_What is asked:_ Give every line of the material again, exactly as written.

# START OF Exercise materials

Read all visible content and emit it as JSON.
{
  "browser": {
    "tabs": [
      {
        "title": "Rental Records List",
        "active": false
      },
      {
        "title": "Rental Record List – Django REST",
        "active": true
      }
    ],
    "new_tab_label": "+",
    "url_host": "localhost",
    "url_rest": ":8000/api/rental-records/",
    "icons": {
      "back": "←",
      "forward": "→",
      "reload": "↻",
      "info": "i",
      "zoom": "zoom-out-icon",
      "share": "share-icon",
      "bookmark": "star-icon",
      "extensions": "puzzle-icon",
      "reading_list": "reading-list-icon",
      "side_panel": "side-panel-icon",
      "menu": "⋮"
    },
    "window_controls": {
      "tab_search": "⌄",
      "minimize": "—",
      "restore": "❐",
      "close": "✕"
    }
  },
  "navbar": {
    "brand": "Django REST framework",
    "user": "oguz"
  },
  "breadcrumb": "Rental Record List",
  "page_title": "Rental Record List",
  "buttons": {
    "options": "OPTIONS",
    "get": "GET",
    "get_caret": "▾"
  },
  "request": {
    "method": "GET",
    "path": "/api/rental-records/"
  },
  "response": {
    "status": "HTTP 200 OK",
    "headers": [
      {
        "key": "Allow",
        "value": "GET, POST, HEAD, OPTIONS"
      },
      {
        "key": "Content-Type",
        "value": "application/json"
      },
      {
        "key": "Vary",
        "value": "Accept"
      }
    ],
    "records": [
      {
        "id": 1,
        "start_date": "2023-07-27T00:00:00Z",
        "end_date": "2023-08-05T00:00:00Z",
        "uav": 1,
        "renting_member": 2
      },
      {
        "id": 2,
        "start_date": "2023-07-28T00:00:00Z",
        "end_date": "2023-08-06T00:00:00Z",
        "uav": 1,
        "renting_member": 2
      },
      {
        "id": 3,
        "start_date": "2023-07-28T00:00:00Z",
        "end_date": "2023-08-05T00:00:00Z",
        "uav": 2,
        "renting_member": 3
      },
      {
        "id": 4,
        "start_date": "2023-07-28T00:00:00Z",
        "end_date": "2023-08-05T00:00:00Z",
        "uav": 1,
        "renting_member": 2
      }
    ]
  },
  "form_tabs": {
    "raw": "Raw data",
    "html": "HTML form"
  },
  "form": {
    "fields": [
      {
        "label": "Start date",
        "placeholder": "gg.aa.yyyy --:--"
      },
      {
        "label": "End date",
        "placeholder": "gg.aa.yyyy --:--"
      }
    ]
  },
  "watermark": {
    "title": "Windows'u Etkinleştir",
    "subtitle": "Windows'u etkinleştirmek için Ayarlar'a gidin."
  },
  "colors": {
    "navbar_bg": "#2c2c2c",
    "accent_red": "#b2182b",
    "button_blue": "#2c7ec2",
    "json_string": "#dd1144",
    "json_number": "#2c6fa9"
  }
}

# END OF Exercise materials

_Solution:_
Read all visible content and emit it as JSON.
{
  "browser": {
    "tabs": [
      {
        "title": "Rental Records List",
        "active": false
      },
      {
        "title": "Rental Record List – Django REST",
        "active": true
      }
    ],
    "new_tab_label": "+",
    "url_host": "localhost",
    "url_rest": ":8000/api/rental-records/",
    "icons": {
      "back": "←",
      "forward": "→",
      "reload": "↻",
      "info": "i",
      "zoom": "zoom-out-icon",
      "share": "share-icon",
      "bookmark": "star-icon",
      "extensions": "puzzle-icon",
      "reading_list": "reading-list-icon",
      "side_panel": "side-panel-icon",
      "menu": "⋮"
    },
    "window_controls": {
      "tab_search": "⌄",
      "minimize": "—",
      "restore": "❐",
      "close": "✕"
    }
  },
  "navbar": {
    "brand": "Django REST framework",
    "user": "oguz"
  },
  "breadcrumb": "Rental Record List",
  "page_title": "Rental Record List",
  "buttons": {
    "options": "OPTIONS",
    "get": "GET",
    "get_caret": "▾"
  },
  "request": {
    "method": "GET",
    "path": "/api/rental-records/"
  },
  "response": {
    "status": "HTTP 200 OK",
    "headers": [
      {
        "key": "Allow",
        "value": "GET, POST, HEAD, OPTIONS"
      },
      {
        "key": "Content-Type",
        "value": "application/json"
      },
      {
        "key": "Vary",
        "value": "Accept"
      }
    ],
    "records": [
      {
        "id": 1,
        "start_date": "2023-07-27T00:00:00Z",
        "end_date": "2023-08-05T00:00:00Z",
        "uav": 1,
        "renting_member": 2
      },
      {
        "id": 2,
        "start_date": "2023-07-28T00:00:00Z",
        "end_date": "2023-08-06T00:00:00Z",
        "uav": 1,
        "renting_member": 2
      },
      {
        "id": 3,
        "start_date": "2023-07-28T00:00:00Z",
        "end_date": "2023-08-05T00:00:00Z",
        "uav": 2,
        "renting_member": 3
      },
      {
        "id": 4,
        "start_date": "2023-07-28T00:00:00Z",
        "end_date": "2023-08-05T00:00:00Z",
        "uav": 1,
        "renting_member": 2
      }
    ]
  },
  "form_tabs": {
    "raw": "Raw data",
    "html": "HTML form"
  },
  "form": {
    "fields": [
      {
        "label": "Start date",
        "placeholder": "gg.aa.yyyy --:--"
      },
      {
        "label": "End date",
        "placeholder": "gg.aa.yyyy --:--"
      }
    ]
  },
  "watermark": {
    "title": "Windows'u Etkinleştir",
    "subtitle": "Windows'u etkinleştirmek için Ayarlar'a gidin."
  },
  "colors": {
    "navbar_bg": "#2c2c2c",
    "accent_red": "#b2182b",
    "button_blue": "#2c7ec2",
    "json_string": "#dd1144",
    "json_number": "#2c6fa9"
  }
}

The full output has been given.